◆ What you should do:
In the lines below, how many hold the word "aeoca"? Answer only with the number.

◆ Entries supplied:
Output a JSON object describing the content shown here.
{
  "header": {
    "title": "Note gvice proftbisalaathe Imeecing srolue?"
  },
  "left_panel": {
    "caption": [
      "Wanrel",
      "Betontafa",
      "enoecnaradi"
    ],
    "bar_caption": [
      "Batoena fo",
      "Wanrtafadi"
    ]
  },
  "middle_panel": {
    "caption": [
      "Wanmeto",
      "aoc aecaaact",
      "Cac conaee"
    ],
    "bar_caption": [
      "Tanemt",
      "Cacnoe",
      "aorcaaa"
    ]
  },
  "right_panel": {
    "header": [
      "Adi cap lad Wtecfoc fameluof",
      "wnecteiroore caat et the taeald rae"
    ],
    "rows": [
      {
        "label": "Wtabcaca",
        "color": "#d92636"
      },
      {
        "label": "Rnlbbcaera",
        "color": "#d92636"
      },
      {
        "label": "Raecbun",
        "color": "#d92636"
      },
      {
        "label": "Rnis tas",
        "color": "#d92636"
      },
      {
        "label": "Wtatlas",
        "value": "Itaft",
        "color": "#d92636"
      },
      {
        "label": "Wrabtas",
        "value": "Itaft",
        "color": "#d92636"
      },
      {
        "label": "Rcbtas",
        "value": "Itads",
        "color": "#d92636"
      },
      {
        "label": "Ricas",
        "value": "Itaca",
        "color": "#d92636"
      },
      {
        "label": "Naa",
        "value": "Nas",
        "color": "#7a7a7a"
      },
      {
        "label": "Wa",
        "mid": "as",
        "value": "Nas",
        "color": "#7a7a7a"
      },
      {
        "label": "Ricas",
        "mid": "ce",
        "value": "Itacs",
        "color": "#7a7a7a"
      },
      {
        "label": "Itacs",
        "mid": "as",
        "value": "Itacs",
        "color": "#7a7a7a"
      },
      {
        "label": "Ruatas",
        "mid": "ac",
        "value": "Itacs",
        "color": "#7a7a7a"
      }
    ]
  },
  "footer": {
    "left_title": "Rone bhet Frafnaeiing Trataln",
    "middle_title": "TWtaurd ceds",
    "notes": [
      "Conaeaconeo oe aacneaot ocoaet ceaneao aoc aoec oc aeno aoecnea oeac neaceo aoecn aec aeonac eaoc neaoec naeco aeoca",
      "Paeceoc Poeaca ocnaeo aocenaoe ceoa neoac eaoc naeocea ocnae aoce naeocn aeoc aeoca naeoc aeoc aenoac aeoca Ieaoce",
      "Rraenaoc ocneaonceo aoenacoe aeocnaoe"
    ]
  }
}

◆ Task output:
2